— START —

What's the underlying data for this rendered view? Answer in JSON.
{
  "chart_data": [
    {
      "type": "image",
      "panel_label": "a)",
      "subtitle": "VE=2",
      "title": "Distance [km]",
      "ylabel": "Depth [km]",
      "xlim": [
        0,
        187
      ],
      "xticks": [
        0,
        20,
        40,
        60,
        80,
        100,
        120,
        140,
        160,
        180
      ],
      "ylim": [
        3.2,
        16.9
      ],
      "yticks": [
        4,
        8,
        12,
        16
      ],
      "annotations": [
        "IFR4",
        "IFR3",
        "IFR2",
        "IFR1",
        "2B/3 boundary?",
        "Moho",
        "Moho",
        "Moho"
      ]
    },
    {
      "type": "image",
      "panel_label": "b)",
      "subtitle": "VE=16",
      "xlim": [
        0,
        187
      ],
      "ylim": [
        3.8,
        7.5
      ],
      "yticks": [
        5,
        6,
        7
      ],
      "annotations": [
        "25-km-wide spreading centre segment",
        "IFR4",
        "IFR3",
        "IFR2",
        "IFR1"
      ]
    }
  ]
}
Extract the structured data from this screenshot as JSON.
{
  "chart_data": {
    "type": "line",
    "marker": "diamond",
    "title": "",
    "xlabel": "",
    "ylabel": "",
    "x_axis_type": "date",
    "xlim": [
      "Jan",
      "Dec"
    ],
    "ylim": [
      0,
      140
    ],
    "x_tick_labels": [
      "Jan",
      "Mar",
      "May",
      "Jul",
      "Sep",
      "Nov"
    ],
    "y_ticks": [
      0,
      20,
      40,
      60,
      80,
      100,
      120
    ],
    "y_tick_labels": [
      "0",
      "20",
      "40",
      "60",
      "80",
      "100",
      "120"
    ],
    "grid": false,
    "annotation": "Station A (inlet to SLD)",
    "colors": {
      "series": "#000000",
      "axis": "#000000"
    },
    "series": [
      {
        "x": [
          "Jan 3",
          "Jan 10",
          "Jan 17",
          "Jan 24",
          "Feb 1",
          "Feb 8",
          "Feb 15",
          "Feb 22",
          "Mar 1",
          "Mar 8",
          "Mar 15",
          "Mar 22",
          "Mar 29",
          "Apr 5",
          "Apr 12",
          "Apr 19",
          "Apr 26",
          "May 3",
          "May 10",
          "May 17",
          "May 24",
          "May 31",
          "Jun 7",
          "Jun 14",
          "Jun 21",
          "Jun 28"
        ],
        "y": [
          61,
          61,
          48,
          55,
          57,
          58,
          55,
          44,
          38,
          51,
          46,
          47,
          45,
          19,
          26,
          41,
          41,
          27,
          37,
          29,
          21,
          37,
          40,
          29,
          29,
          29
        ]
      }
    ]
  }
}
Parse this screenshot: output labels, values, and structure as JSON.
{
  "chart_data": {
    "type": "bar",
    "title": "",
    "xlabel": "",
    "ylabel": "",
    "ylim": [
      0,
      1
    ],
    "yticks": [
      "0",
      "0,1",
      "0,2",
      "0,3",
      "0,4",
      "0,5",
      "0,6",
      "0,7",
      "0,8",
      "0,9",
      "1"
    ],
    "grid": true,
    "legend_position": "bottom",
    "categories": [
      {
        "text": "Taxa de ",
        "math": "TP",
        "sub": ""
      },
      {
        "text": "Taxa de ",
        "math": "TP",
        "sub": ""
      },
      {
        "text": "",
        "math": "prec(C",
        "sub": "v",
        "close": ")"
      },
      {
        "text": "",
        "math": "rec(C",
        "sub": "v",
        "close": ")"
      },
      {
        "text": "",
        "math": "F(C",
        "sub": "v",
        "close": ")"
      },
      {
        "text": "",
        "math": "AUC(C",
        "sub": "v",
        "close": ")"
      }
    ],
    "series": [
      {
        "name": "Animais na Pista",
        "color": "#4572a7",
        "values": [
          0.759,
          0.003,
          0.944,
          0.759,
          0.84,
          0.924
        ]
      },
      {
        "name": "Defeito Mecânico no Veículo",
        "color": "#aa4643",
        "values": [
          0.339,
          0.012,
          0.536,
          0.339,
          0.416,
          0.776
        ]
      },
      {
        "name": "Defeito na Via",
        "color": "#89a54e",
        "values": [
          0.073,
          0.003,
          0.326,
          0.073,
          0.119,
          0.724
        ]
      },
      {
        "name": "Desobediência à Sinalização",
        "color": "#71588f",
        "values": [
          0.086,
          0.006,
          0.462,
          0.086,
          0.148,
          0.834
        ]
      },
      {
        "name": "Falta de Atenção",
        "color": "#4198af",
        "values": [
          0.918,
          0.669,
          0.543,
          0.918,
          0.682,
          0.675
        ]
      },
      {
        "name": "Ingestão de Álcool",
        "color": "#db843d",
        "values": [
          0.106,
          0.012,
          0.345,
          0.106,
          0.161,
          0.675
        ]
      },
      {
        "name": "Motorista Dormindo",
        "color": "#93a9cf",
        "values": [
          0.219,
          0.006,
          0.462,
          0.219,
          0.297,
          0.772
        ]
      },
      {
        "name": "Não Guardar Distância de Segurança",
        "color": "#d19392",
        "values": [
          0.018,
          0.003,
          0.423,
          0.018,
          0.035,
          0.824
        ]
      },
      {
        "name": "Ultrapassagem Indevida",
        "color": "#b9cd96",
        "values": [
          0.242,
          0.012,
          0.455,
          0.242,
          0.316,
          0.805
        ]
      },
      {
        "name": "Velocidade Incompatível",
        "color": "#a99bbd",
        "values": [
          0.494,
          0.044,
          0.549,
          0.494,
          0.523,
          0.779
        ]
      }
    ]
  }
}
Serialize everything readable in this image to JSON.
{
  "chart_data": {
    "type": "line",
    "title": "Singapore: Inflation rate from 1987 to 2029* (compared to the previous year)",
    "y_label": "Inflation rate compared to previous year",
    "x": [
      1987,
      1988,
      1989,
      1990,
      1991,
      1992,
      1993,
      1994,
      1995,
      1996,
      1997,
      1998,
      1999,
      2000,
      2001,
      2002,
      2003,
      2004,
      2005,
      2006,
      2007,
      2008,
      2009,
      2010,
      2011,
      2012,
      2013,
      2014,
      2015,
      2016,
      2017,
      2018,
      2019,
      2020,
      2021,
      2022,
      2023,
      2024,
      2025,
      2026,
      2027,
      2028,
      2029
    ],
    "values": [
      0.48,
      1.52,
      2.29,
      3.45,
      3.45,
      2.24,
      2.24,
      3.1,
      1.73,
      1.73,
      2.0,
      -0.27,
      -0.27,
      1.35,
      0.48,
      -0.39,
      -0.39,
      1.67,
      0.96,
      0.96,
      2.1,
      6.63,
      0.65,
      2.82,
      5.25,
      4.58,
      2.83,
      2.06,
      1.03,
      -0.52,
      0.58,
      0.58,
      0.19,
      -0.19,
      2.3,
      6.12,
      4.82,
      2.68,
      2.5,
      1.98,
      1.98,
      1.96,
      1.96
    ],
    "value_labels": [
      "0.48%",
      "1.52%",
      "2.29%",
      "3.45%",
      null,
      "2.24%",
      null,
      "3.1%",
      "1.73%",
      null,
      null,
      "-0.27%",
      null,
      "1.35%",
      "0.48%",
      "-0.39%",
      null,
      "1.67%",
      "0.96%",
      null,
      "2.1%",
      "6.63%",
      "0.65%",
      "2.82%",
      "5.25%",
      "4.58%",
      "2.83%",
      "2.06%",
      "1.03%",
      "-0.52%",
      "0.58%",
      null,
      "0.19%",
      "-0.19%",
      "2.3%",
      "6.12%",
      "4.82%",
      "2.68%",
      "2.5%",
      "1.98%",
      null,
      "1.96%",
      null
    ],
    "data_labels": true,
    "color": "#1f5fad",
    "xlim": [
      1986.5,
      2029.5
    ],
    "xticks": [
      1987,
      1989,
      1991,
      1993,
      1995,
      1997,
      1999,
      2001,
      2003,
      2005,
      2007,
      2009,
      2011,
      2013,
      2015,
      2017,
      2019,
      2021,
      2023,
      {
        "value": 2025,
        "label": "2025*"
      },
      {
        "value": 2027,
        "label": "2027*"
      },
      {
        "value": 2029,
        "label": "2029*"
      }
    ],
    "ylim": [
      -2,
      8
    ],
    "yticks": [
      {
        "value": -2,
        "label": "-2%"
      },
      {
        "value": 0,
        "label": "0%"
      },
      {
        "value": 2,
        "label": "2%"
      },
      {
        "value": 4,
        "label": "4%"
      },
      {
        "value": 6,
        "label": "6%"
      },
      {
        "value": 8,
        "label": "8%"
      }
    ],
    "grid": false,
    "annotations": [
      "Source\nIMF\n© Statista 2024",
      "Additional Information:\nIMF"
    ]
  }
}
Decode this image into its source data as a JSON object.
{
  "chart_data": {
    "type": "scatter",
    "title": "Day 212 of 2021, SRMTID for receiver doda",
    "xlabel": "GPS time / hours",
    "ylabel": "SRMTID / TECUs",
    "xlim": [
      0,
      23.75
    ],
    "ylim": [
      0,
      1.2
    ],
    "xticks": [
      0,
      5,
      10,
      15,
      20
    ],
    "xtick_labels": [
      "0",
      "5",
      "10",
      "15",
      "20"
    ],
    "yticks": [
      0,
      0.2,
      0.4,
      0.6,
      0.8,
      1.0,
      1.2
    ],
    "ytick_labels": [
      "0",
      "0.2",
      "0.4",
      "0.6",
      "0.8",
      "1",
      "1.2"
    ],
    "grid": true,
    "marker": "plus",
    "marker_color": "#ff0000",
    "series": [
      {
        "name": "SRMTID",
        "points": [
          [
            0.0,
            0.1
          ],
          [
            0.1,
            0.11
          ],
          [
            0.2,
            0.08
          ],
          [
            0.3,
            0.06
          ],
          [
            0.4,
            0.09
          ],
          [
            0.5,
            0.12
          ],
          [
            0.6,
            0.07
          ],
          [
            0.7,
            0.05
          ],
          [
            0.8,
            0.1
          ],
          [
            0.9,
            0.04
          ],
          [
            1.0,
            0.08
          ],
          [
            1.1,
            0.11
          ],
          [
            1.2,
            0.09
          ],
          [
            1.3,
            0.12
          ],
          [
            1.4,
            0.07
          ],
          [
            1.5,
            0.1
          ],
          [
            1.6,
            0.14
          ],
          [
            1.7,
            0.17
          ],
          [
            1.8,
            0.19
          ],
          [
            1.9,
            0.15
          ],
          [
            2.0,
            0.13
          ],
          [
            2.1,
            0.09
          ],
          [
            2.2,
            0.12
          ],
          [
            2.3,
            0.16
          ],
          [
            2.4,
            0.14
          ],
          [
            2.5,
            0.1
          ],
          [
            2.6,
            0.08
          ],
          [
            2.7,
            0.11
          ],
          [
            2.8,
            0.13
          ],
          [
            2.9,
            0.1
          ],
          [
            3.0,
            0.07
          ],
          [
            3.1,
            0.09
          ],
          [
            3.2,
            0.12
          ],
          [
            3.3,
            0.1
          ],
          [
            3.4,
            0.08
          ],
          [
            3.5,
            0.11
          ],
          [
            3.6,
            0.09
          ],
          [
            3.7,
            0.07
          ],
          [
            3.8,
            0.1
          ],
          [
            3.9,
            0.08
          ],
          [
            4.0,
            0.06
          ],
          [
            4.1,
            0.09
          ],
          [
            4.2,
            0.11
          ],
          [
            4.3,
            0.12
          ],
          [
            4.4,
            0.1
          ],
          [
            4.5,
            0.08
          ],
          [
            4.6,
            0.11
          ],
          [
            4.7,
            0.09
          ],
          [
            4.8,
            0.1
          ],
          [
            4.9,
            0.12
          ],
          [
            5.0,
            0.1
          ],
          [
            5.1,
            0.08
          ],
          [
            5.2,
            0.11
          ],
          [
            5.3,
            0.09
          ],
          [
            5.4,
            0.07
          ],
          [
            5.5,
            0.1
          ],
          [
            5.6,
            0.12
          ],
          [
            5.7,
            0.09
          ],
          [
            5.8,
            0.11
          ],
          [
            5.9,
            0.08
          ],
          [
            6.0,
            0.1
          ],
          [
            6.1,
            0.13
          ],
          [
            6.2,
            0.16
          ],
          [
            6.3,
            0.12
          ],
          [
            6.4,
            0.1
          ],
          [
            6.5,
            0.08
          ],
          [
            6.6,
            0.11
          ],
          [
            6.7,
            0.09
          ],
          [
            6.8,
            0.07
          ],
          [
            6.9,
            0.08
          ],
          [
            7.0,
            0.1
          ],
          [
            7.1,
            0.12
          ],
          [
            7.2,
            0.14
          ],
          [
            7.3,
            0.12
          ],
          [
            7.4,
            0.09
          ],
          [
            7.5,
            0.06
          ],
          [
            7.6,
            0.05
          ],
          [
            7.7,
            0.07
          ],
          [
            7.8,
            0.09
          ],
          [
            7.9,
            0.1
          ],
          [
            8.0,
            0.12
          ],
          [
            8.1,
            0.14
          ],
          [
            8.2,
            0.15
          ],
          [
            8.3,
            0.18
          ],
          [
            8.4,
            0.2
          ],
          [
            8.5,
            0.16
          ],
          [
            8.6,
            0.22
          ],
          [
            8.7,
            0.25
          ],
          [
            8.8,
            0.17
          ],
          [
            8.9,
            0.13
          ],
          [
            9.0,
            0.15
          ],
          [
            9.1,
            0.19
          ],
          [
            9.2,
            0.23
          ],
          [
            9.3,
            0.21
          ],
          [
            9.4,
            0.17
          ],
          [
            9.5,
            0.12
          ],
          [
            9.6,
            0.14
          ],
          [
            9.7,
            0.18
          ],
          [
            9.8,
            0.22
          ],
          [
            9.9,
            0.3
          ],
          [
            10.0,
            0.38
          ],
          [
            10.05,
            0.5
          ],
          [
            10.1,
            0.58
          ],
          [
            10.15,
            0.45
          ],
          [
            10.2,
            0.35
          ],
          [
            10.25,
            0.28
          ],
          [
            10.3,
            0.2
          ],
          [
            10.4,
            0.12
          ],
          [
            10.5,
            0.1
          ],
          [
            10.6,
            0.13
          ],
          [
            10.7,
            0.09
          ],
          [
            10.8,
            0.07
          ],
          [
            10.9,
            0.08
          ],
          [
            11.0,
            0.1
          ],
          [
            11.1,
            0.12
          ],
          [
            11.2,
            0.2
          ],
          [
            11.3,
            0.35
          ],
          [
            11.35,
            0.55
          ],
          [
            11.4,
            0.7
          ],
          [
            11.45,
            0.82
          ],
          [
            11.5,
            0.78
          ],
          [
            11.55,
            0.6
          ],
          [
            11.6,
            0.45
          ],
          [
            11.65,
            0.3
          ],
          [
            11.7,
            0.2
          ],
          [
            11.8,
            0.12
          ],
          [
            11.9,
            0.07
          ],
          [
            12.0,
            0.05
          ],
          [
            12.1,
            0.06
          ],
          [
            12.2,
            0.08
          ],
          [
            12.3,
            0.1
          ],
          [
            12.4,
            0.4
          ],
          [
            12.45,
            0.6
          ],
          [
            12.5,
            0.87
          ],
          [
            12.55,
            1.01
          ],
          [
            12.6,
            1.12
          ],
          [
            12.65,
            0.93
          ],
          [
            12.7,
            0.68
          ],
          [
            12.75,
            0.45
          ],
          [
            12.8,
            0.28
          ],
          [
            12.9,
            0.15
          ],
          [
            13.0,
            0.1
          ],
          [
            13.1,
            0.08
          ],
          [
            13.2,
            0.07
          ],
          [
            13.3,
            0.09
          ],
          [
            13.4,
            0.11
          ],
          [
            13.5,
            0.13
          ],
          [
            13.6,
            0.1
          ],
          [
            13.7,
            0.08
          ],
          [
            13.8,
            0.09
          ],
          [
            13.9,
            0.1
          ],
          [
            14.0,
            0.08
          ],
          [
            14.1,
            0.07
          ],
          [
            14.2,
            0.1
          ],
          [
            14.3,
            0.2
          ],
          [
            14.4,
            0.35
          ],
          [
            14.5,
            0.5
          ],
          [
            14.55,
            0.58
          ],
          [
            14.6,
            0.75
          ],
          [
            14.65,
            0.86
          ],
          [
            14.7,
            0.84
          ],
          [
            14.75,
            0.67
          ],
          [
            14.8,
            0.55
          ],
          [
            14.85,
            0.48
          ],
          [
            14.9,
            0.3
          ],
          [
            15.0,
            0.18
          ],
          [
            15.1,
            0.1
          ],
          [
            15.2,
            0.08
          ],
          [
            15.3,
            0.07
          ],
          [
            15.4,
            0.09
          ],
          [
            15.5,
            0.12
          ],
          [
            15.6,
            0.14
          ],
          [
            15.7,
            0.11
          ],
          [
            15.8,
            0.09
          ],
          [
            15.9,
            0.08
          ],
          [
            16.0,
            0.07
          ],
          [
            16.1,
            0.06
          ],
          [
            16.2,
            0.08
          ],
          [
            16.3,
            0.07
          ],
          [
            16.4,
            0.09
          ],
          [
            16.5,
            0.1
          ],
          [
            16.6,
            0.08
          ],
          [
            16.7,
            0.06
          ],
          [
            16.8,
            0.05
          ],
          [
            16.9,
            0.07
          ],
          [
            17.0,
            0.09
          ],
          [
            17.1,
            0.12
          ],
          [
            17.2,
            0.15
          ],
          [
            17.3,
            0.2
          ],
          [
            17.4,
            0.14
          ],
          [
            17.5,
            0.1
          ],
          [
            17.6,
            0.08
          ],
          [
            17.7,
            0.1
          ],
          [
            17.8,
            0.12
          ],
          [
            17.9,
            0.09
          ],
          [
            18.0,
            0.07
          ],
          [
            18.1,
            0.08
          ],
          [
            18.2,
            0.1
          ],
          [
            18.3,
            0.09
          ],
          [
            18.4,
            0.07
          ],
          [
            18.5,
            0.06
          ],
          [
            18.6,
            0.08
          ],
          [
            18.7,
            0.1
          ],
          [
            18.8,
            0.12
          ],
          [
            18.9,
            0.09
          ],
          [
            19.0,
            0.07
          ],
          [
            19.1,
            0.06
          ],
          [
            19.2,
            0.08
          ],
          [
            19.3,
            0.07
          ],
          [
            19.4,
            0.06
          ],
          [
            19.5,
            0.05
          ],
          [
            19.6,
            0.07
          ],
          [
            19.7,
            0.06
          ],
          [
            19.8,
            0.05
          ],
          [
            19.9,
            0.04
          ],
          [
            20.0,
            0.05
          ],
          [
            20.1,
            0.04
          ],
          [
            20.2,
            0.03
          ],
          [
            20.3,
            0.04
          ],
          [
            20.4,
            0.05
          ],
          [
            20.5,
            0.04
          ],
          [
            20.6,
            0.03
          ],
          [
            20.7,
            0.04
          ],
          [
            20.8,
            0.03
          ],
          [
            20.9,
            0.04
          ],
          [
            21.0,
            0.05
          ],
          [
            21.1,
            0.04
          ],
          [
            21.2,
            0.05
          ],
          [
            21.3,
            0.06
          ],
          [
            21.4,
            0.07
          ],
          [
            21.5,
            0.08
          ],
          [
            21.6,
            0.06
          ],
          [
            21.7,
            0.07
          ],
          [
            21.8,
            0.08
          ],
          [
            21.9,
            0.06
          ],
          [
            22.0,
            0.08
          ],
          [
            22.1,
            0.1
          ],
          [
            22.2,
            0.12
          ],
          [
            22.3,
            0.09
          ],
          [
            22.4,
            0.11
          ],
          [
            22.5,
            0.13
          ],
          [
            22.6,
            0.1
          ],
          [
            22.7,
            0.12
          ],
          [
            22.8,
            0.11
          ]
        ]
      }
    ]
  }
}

— END —

What is required
Every line that holds the word "Inflation" should be extracted.

Final answer
    "title": "Singapore: Inflation rate from 1987 to 2029* (compared to the previous year)",
    "y_label": "Inflation rate compared to previous year",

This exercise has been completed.